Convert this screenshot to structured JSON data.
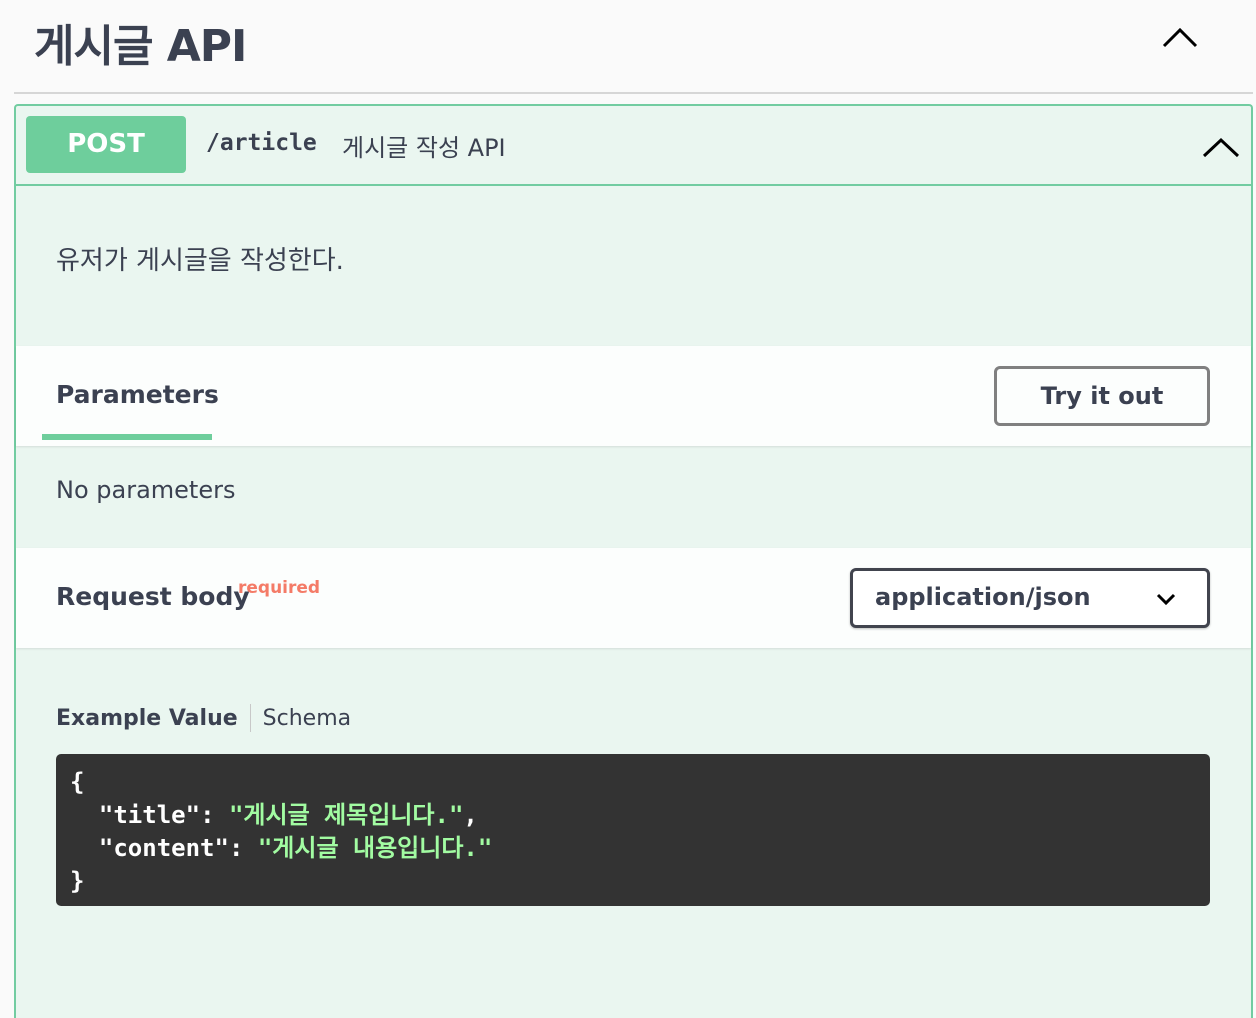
{
  "tag": {
    "title": "게시글 API"
  },
  "operation": {
    "method": "POST",
    "path": "/article",
    "summary": "게시글 작성 API",
    "description": "유저가 게시글을 작성한다."
  },
  "parameters": {
    "tab_label": "Parameters",
    "try_button": "Try it out",
    "empty_text": "No parameters"
  },
  "request_body": {
    "title": "Request body",
    "required_label": "required",
    "content_type": "application/json",
    "example_tab": "Example Value",
    "schema_tab": "Schema",
    "example": {
      "open_brace": "{",
      "close_brace": "}",
      "lines": [
        {
          "key": "\"title\"",
          "value": "\"게시글 제목입니다.\"",
          "trail": ","
        },
        {
          "key": "\"content\"",
          "value": "\"게시글 내용입니다.\"",
          "trail": ""
        }
      ]
    }
  },
  "colors": {
    "post_accent": "#6ece9c",
    "post_bg": "#eaf6f0",
    "required": "#f47b67",
    "code_bg": "#333333",
    "code_string": "#a2fca2"
  },
  "icons": {
    "tag_toggle": "chevron-up-icon",
    "op_toggle": "chevron-up-icon",
    "select_arrow": "chevron-down-icon"
  }
}
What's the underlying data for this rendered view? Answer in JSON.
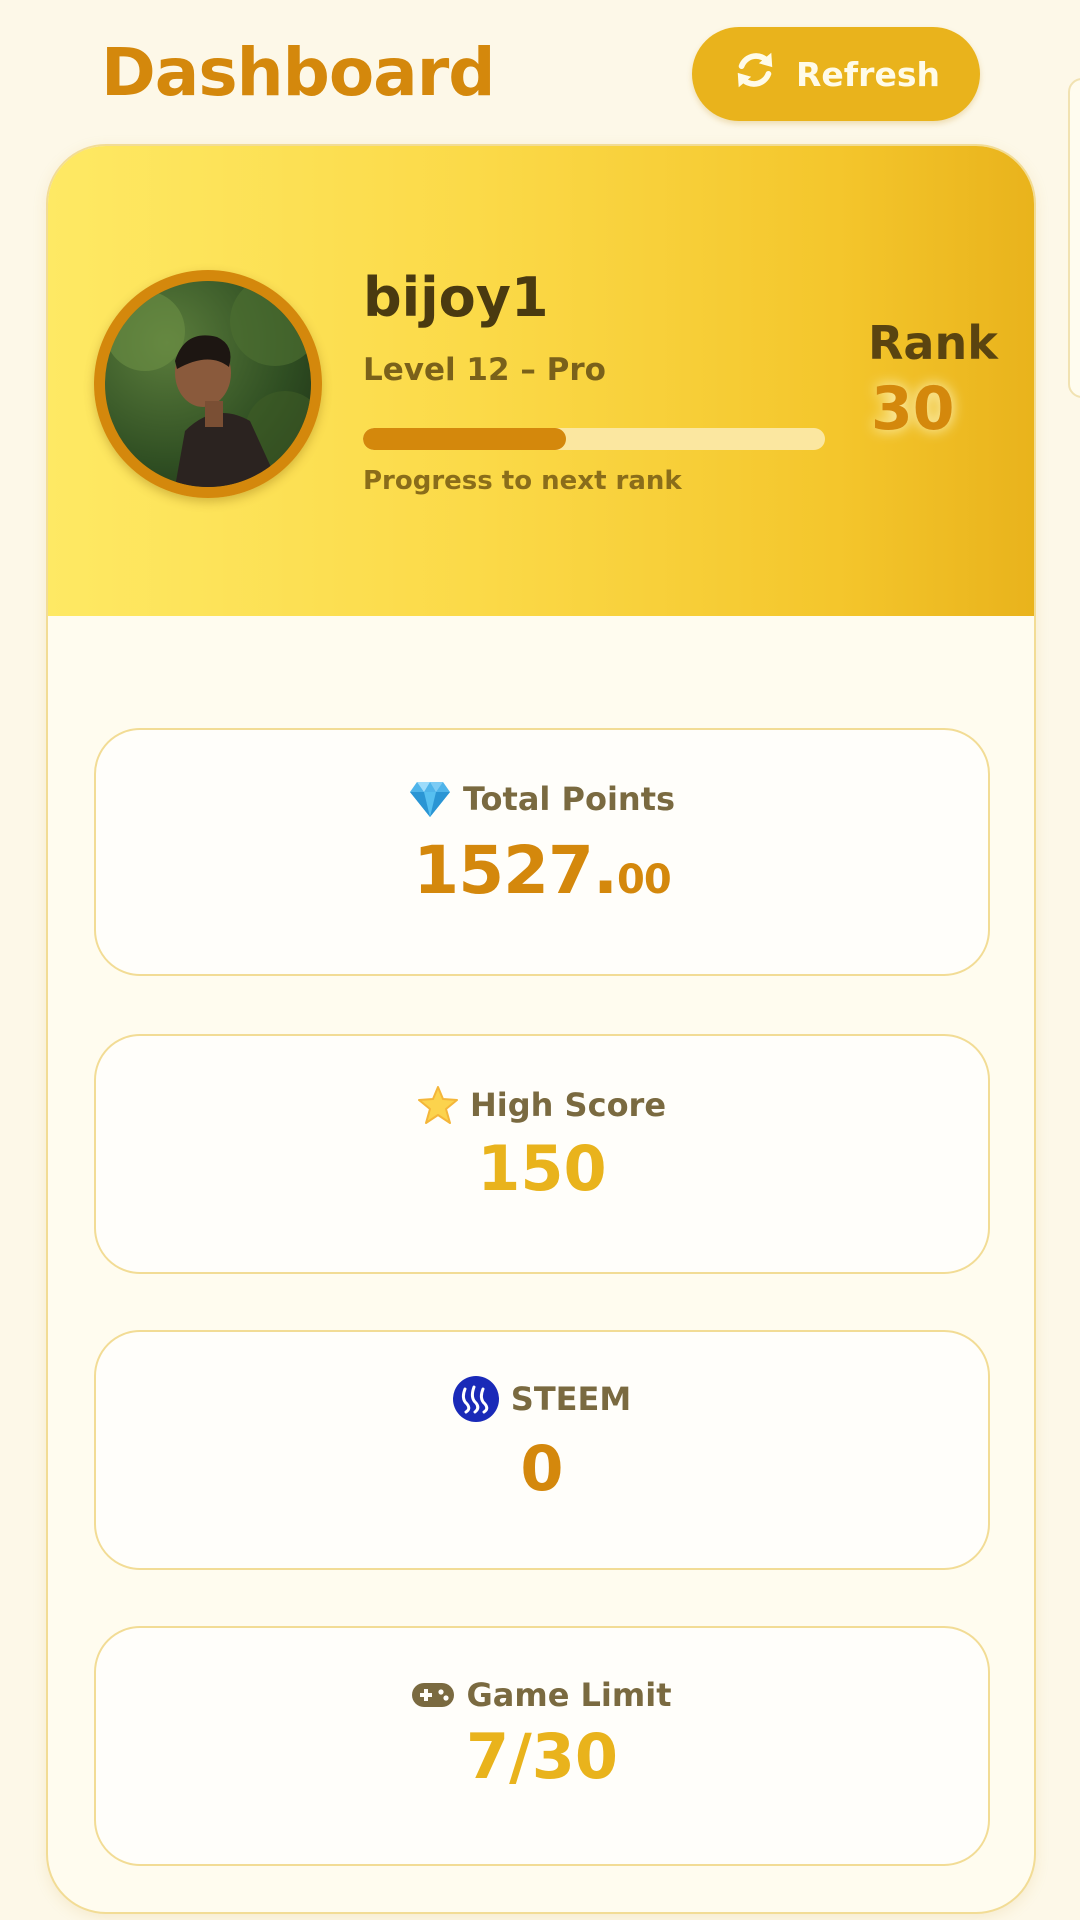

____

Reproduce all of the data exactly; the pictures do not belong in the copy.

* Solution for this problem:
Convert this screenshot to structured JSON data.
{
  "tag": {
    "title": "게시글 API"
  },
  "operation": {
    "method": "POST",
    "path": "/article",
    "summary": "게시글 작성 API",
    "description": "유저가 게시글을 작성한다."
  },
  "parameters": {
    "tab_label": "Parameters",
    "try_button": "Try it out",
    "empty_text": "No parameters"
  },
  "request_body": {
    "title": "Request body",
    "required_label": "required",
    "content_type": "application/json",
    "example_tab": "Example Value",
    "schema_tab": "Schema",
    "example": {
      "open_brace": "{",
      "close_brace": "}",
      "lines": [
        {
          "key": "\"title\"",
          "value": "\"게시글 제목입니다.\"",
          "trail": ","
        },
        {
          "key": "\"content\"",
          "value": "\"게시글 내용입니다.\"",
          "trail": ""
        }
      ]
    }
  },
  "colors": {
    "post_accent": "#6ece9c",
    "post_bg": "#eaf6f0",
    "required": "#f47b67",
    "code_bg": "#333333",
    "code_string": "#a2fca2"
  },
  "icons": {
    "tag_toggle": "chevron-up-icon",
    "op_toggle": "chevron-up-icon",
    "select_arrow": "chevron-down-icon"
  }
}
What's the underlying data for this rendered view? Answer in JSON.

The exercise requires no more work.